Required task
Can you pull out each line of the data below that includes the word "absorption"?

Entries provided
════════════════════

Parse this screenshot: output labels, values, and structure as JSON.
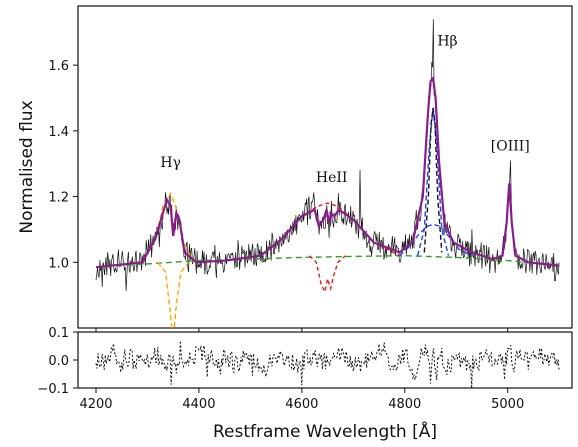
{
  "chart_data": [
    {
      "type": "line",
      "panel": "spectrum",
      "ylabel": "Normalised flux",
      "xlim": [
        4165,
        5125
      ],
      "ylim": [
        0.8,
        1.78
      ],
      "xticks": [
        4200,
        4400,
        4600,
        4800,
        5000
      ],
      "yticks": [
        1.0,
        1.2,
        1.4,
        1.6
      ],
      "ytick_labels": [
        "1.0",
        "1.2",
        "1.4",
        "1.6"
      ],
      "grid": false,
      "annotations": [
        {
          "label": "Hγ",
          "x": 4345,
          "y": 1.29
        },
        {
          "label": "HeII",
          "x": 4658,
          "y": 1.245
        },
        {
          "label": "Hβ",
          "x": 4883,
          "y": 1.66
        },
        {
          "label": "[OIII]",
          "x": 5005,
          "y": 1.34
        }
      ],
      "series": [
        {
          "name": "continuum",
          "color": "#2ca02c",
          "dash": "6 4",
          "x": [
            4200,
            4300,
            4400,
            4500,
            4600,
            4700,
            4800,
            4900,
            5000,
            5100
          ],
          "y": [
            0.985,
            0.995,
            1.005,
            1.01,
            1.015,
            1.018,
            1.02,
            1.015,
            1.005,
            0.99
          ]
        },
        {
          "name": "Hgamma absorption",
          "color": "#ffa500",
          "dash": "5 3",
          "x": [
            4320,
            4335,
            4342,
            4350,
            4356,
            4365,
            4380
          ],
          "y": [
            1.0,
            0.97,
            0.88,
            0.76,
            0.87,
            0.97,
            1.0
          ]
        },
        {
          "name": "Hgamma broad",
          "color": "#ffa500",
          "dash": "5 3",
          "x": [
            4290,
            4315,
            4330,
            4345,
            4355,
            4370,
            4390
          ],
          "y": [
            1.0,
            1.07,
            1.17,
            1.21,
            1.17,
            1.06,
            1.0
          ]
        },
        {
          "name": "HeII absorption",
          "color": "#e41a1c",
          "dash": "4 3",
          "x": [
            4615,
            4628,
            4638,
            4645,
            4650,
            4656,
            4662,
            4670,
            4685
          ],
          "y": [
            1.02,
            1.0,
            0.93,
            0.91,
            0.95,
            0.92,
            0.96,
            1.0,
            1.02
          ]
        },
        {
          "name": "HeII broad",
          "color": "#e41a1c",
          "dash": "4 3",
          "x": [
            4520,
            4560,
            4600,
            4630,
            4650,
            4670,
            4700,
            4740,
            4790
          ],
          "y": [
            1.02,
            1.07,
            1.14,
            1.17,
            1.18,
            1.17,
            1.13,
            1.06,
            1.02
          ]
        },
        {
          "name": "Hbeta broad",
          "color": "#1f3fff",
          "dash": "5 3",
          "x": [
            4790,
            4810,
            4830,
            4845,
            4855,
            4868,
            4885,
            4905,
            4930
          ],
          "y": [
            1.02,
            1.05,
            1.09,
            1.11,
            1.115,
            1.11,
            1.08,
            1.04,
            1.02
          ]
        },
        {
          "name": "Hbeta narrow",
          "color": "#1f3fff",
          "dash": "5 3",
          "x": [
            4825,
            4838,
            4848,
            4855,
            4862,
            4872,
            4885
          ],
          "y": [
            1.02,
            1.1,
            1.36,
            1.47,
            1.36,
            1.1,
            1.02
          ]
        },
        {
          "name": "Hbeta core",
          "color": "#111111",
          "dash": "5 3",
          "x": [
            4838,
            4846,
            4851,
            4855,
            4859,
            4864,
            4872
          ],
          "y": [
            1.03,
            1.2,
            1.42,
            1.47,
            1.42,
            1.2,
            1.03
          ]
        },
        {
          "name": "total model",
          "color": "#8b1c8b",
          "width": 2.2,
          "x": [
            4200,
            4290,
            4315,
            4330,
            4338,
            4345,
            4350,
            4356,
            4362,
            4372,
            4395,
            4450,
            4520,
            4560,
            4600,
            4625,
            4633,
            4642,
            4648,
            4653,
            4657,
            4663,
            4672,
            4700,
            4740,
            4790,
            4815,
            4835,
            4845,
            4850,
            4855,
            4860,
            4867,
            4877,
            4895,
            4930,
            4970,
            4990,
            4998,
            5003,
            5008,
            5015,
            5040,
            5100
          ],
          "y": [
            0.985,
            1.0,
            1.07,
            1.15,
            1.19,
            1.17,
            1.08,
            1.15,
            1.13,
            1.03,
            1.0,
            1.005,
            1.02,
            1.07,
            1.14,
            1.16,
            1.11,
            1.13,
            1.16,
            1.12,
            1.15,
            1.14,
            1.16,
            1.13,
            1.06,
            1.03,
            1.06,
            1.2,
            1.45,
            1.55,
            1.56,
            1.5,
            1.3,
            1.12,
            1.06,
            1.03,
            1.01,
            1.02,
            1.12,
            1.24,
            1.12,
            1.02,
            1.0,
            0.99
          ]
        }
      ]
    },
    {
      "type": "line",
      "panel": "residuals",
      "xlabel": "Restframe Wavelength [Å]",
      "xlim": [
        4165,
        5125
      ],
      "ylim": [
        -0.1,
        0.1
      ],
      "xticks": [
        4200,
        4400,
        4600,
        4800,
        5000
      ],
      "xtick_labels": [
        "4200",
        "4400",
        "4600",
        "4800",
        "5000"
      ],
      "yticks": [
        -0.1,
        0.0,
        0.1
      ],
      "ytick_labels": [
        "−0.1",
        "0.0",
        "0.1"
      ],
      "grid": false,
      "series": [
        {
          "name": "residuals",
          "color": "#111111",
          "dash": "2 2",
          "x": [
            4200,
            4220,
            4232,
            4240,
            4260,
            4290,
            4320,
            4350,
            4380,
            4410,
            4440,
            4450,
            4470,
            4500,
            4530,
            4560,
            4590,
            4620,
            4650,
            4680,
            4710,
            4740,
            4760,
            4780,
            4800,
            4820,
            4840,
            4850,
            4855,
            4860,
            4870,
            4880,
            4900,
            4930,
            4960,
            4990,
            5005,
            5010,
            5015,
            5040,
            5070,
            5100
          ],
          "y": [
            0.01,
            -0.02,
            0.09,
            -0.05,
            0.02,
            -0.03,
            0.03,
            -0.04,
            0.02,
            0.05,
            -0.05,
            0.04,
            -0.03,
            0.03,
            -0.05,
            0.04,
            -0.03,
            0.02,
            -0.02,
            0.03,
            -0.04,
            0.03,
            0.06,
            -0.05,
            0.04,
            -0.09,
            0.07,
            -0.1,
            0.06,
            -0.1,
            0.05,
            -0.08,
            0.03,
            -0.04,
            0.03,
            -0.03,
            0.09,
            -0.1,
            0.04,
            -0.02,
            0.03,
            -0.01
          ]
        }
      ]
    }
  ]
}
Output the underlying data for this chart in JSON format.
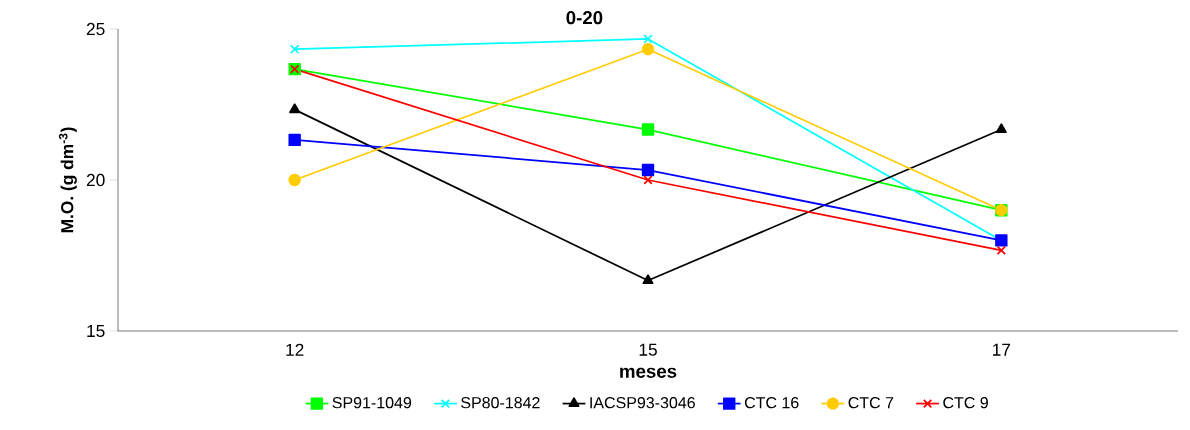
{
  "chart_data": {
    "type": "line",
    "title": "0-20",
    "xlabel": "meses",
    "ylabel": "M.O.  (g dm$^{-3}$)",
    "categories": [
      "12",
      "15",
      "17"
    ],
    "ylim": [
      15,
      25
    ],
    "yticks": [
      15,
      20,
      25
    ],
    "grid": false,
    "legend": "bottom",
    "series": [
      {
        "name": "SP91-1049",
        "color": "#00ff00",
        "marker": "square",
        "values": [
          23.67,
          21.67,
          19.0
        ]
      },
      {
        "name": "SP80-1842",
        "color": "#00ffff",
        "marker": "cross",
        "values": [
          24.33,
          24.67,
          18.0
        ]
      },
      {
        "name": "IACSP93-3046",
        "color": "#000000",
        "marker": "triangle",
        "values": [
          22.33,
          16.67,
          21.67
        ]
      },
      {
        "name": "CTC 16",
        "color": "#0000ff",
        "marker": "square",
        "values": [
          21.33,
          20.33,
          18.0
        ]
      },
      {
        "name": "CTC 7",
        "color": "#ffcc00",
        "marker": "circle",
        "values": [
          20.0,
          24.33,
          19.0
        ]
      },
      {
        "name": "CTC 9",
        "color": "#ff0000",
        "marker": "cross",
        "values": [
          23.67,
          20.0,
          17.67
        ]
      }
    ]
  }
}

════════════════════

Complete response
          "name": "Hgamma absorption",
          "name": "HeII absorption",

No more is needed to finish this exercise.